(Stored dataset items)
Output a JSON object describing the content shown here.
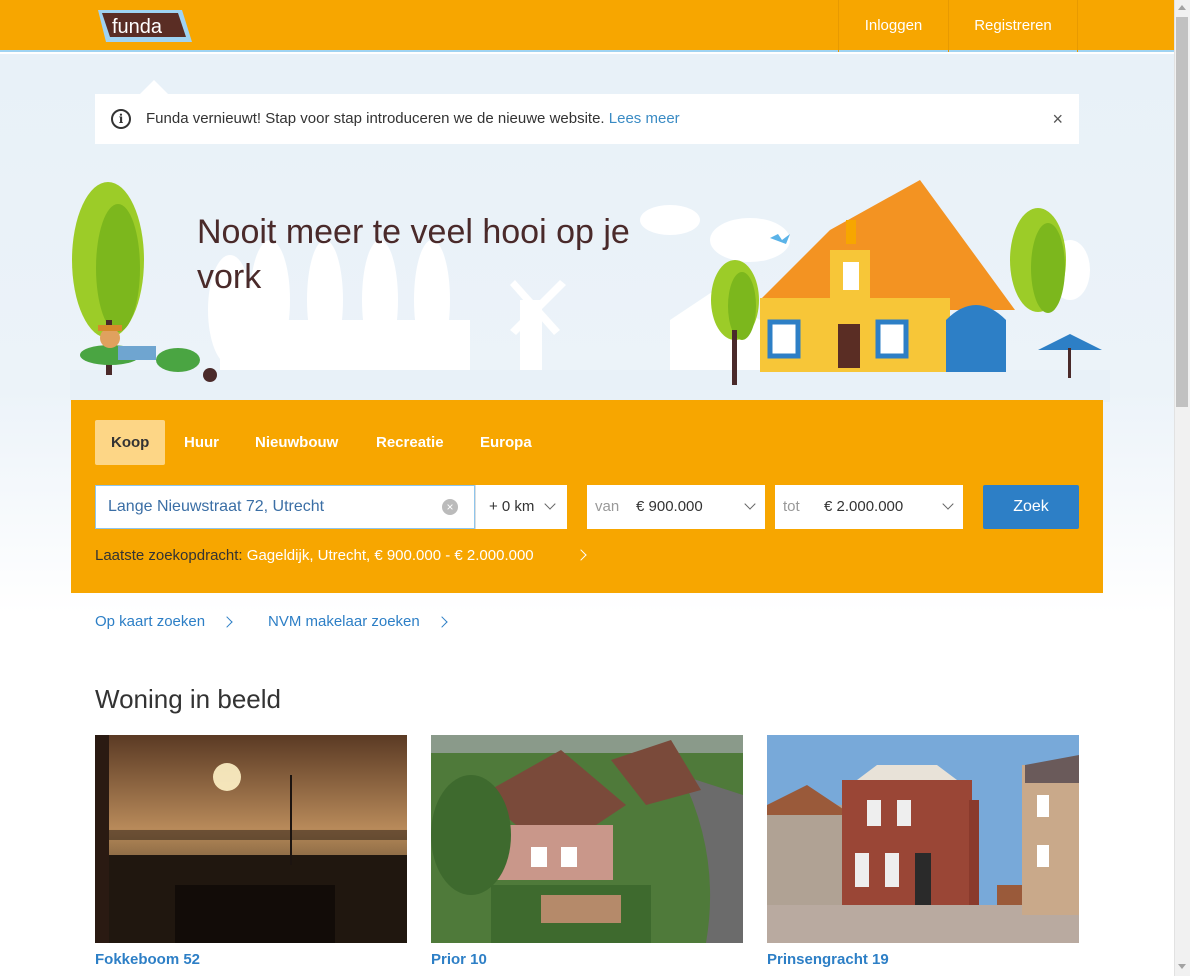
{
  "header": {
    "logo_text": "funda",
    "login_label": "Inloggen",
    "register_label": "Registreren"
  },
  "notice": {
    "text": "Funda vernieuwt! Stap voor stap introduceren we de nieuwe website.",
    "link": "Lees meer",
    "close": "×"
  },
  "hero": {
    "title": "Nooit meer te veel hooi op je vork"
  },
  "search": {
    "tabs": [
      "Koop",
      "Huur",
      "Nieuwbouw",
      "Recreatie",
      "Europa"
    ],
    "active_tab": "Koop",
    "location_value": "Lange Nieuwstraat 72, Utrecht",
    "radius": "+ 0 km",
    "price_from_label": "van",
    "price_from_value": "€ 900.000",
    "price_to_label": "tot",
    "price_to_value": "€ 2.000.000",
    "button": "Zoek",
    "last_search_label": "Laatste zoekopdracht:",
    "last_search_value": "Gageldijk, Utrecht, € 900.000 - € 2.000.000"
  },
  "links": {
    "map": "Op kaart zoeken",
    "nvm": "NVM makelaar zoeken"
  },
  "featured": {
    "title": "Woning in beeld",
    "cards": [
      {
        "title": "Fokkeboom 52"
      },
      {
        "title": "Prior 10"
      },
      {
        "title": "Prinsengracht 19"
      }
    ]
  },
  "colors": {
    "brand_orange": "#f7a600",
    "link_blue": "#2d7fc6",
    "button_blue": "#2d7fc6"
  }
}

Exercise instructions – Omit every picture, then repeat the remaining data exactly as it appears above.

Solution –
Output a JSON object describing the content shown here.
{
  "header": {
    "logo_text": "funda",
    "login_label": "Inloggen",
    "register_label": "Registreren"
  },
  "notice": {
    "text": "Funda vernieuwt! Stap voor stap introduceren we de nieuwe website.",
    "link": "Lees meer",
    "close": "×"
  },
  "hero": {
    "title": "Nooit meer te veel hooi op je vork"
  },
  "search": {
    "tabs": [
      "Koop",
      "Huur",
      "Nieuwbouw",
      "Recreatie",
      "Europa"
    ],
    "active_tab": "Koop",
    "location_value": "Lange Nieuwstraat 72, Utrecht",
    "radius": "+ 0 km",
    "price_from_label": "van",
    "price_from_value": "€ 900.000",
    "price_to_label": "tot",
    "price_to_value": "€ 2.000.000",
    "button": "Zoek",
    "last_search_label": "Laatste zoekopdracht:",
    "last_search_value": "Gageldijk, Utrecht, € 900.000 - € 2.000.000"
  },
  "links": {
    "map": "Op kaart zoeken",
    "nvm": "NVM makelaar zoeken"
  },
  "featured": {
    "title": "Woning in beeld",
    "cards": [
      {
        "title": "Fokkeboom 52"
      },
      {
        "title": "Prior 10"
      },
      {
        "title": "Prinsengracht 19"
      }
    ]
  },
  "colors": {
    "brand_orange": "#f7a600",
    "link_blue": "#2d7fc6",
    "button_blue": "#2d7fc6"
  }
}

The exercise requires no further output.